* [Problem requirements]
Print the rows below unchanged, starting with the first row and ending with the row that contains "x-axis-label: Weeks xyxy=(667,148,701,160)", both included.

— begin Data supplied —

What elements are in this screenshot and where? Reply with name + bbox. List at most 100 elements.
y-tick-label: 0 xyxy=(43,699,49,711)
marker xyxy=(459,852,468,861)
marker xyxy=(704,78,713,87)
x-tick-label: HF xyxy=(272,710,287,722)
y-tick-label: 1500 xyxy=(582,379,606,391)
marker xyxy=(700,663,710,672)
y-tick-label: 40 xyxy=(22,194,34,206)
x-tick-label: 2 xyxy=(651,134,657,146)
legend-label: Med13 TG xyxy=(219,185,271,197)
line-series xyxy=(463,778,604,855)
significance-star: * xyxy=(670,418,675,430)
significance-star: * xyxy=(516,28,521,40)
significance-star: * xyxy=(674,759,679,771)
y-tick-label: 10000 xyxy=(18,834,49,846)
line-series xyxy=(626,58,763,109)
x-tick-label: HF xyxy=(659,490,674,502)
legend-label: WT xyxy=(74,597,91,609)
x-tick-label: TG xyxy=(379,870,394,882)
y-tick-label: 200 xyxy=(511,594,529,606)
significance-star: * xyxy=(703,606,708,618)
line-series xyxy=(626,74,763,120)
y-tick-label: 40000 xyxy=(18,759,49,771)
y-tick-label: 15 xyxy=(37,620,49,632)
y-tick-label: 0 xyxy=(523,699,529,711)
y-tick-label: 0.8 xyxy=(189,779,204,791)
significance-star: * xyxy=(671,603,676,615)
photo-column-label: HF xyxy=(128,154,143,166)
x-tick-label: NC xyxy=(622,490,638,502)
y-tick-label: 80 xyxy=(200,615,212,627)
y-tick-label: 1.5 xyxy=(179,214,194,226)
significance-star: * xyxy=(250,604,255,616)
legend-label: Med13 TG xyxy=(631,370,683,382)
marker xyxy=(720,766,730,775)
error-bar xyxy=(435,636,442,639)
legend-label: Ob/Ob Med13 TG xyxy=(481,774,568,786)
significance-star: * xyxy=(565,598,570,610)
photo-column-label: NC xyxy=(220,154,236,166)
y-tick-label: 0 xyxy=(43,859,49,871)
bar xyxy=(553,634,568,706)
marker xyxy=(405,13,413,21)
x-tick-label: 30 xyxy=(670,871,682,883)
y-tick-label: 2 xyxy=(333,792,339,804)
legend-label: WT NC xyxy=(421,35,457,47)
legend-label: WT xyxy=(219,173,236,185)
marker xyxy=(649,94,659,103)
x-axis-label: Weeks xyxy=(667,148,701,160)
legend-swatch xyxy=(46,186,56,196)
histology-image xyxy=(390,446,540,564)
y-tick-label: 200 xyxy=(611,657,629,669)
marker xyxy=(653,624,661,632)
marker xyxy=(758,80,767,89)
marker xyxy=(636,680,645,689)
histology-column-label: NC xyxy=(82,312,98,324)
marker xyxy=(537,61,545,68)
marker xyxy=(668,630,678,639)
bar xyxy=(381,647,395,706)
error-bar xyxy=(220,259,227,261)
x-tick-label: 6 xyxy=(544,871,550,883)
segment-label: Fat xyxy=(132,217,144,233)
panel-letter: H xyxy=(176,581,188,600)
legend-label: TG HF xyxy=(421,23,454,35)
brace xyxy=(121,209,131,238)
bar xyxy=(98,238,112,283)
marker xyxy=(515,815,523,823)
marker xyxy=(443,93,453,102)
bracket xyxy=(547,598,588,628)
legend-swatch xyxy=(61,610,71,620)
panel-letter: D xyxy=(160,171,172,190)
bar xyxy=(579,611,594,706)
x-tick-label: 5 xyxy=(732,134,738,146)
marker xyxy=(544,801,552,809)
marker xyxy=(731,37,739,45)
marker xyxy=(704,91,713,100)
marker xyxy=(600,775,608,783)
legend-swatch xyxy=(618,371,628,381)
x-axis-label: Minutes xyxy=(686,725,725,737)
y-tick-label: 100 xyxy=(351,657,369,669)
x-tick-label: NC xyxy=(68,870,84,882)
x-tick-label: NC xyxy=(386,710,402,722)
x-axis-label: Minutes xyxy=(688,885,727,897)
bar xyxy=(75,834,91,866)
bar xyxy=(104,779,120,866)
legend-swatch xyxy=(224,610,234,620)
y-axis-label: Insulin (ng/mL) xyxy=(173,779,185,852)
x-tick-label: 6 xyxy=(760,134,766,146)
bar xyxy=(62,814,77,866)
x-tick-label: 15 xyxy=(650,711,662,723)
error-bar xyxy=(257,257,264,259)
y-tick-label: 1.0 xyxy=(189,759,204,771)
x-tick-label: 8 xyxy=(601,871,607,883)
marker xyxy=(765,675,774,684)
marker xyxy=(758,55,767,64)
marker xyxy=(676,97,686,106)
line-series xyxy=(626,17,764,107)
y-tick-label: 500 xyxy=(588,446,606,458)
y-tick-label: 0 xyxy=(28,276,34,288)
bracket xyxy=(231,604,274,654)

— end Data supplied —

* [Output for this exercise]
What elements are in this screenshot and where? Reply with name + bbox. List at most 100 elements.
y-tick-label: 0 xyxy=(43,699,49,711)
marker xyxy=(459,852,468,861)
marker xyxy=(704,78,713,87)
x-tick-label: HF xyxy=(272,710,287,722)
y-tick-label: 1500 xyxy=(582,379,606,391)
marker xyxy=(700,663,710,672)
y-tick-label: 40 xyxy=(22,194,34,206)
x-tick-label: 2 xyxy=(651,134,657,146)
legend-label: Med13 TG xyxy=(219,185,271,197)
line-series xyxy=(463,778,604,855)
significance-star: * xyxy=(670,418,675,430)
significance-star: * xyxy=(516,28,521,40)
significance-star: * xyxy=(674,759,679,771)
y-tick-label: 10000 xyxy=(18,834,49,846)
line-series xyxy=(626,58,763,109)
x-tick-label: HF xyxy=(659,490,674,502)
legend-label: WT xyxy=(74,597,91,609)
x-tick-label: TG xyxy=(379,870,394,882)
y-tick-label: 200 xyxy=(511,594,529,606)
significance-star: * xyxy=(703,606,708,618)
line-series xyxy=(626,74,763,120)
y-tick-label: 40000 xyxy=(18,759,49,771)
y-tick-label: 15 xyxy=(37,620,49,632)
y-tick-label: 0 xyxy=(523,699,529,711)
y-tick-label: 0.8 xyxy=(189,779,204,791)
significance-star: * xyxy=(671,603,676,615)
photo-column-label: HF xyxy=(128,154,143,166)
x-tick-label: NC xyxy=(622,490,638,502)
y-tick-label: 80 xyxy=(200,615,212,627)
y-tick-label: 1.5 xyxy=(179,214,194,226)
significance-star: * xyxy=(250,604,255,616)
legend-label: Med13 TG xyxy=(631,370,683,382)
marker xyxy=(720,766,730,775)
error-bar xyxy=(435,636,442,639)
legend-label: Ob/Ob Med13 TG xyxy=(481,774,568,786)
significance-star: * xyxy=(565,598,570,610)
photo-column-label: NC xyxy=(220,154,236,166)
y-tick-label: 0 xyxy=(43,859,49,871)
bar xyxy=(553,634,568,706)
marker xyxy=(405,13,413,21)
x-tick-label: 30 xyxy=(670,871,682,883)
y-tick-label: 2 xyxy=(333,792,339,804)
legend-label: WT NC xyxy=(421,35,457,47)
legend-label: WT xyxy=(219,173,236,185)
marker xyxy=(649,94,659,103)
x-axis-label: Weeks xyxy=(667,148,701,160)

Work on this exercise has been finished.